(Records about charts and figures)
++++

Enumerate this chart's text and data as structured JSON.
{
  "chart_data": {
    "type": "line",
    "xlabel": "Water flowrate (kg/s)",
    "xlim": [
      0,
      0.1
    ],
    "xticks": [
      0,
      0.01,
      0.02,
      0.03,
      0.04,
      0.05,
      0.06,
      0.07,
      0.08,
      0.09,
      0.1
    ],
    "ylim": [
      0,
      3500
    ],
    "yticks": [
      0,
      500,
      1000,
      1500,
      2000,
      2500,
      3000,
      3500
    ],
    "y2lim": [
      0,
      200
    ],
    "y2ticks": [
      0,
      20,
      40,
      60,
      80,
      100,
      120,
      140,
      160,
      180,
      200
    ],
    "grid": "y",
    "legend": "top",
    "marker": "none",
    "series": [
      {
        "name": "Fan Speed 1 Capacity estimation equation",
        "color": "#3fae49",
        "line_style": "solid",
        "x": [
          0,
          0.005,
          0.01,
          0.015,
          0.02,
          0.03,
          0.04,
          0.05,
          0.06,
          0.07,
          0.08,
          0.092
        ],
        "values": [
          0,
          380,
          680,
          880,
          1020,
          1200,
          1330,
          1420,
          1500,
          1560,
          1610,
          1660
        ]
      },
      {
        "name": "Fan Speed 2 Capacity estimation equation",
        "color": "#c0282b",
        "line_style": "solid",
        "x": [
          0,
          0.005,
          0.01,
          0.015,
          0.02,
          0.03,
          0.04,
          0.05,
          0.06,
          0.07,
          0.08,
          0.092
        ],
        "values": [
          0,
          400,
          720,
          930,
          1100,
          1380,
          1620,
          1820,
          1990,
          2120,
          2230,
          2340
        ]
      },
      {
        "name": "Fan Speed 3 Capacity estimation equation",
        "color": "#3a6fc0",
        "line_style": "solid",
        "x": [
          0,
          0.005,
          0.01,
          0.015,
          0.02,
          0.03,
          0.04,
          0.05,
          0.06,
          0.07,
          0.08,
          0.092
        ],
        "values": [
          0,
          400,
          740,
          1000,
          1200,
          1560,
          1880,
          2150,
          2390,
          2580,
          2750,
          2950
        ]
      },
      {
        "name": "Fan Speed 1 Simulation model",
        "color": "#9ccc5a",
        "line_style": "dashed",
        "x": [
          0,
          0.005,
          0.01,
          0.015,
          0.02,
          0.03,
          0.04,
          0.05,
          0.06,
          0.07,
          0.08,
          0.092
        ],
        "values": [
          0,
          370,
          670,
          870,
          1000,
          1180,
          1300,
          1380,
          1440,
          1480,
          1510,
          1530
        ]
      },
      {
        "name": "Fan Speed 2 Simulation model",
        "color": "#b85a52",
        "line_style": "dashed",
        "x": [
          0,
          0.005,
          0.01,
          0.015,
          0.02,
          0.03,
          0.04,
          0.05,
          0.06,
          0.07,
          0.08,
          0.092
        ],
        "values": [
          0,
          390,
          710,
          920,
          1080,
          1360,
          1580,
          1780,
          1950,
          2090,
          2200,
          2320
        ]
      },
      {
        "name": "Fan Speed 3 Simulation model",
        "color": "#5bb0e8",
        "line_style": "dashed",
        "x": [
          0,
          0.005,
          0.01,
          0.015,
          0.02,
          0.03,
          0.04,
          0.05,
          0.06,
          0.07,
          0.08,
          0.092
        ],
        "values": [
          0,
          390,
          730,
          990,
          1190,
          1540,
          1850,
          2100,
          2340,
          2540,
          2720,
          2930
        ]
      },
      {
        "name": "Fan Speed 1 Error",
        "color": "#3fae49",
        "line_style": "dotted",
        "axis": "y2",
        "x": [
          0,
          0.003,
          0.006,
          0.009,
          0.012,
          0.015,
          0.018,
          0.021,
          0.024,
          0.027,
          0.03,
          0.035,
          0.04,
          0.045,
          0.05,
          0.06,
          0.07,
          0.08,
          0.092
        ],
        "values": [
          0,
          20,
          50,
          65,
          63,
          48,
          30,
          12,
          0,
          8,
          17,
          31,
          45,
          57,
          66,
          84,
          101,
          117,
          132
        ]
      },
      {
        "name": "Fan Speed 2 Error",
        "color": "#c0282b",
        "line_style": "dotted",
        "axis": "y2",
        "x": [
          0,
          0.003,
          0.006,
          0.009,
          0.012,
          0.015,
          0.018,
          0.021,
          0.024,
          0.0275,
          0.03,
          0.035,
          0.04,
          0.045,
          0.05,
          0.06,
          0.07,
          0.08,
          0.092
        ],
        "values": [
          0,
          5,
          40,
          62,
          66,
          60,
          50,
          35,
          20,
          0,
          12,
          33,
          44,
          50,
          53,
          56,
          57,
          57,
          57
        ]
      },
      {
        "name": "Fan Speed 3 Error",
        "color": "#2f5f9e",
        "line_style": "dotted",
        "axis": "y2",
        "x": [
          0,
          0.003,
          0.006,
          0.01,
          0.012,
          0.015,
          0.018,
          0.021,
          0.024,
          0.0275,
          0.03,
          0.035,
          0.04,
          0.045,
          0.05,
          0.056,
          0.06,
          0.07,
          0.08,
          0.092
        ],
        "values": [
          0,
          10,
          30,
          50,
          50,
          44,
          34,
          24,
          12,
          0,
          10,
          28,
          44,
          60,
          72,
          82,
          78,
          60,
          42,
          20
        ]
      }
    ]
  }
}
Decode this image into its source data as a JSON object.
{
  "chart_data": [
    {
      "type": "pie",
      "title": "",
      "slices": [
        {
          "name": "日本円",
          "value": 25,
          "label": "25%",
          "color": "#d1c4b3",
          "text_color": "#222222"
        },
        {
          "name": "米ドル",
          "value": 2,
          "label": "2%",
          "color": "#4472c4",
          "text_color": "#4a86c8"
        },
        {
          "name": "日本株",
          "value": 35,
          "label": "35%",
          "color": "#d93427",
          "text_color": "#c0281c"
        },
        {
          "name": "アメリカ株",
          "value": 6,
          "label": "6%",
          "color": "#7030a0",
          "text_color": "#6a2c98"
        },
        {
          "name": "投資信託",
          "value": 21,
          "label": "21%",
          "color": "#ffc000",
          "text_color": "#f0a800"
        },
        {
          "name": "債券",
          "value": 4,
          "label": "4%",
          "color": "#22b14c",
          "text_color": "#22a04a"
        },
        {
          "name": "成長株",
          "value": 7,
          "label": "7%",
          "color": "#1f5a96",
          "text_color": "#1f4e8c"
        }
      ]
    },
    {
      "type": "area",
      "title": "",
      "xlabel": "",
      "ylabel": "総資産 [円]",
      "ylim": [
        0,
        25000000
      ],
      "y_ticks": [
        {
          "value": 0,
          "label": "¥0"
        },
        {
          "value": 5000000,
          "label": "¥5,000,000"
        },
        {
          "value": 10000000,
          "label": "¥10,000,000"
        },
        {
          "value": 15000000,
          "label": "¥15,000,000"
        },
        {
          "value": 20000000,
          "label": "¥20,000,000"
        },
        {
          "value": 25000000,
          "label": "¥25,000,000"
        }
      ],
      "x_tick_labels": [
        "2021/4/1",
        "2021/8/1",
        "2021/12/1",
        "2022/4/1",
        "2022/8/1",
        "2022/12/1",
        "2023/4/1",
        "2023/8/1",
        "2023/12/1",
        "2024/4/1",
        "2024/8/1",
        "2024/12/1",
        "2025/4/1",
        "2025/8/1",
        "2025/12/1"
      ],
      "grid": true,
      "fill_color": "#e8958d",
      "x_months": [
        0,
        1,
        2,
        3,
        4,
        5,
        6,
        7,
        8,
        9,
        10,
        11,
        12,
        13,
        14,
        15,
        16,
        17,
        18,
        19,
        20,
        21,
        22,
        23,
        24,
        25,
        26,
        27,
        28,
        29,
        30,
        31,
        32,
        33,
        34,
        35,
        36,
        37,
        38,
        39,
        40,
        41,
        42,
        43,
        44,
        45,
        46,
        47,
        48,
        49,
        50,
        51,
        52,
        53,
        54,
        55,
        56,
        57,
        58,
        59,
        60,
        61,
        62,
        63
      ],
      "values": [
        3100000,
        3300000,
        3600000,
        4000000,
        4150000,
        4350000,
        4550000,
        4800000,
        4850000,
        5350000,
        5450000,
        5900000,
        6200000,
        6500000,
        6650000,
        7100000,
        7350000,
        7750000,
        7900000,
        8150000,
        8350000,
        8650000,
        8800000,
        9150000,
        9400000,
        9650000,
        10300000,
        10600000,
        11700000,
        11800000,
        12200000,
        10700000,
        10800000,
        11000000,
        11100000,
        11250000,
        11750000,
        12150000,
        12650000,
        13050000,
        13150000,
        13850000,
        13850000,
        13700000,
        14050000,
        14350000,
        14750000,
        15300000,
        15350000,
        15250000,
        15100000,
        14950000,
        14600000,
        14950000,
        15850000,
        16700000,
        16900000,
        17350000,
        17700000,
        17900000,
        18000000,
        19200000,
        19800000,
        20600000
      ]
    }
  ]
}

++++

▶ [OBJECTIVE]
Where a line contains the string "model", extract that line.

▶ [RESULT FOR THIS EXERCISE]
        "name": "Fan Speed 1 Simulation model",
        "name": "Fan Speed 2 Simulation model",
        "name": "Fan Speed 3 Simulation model",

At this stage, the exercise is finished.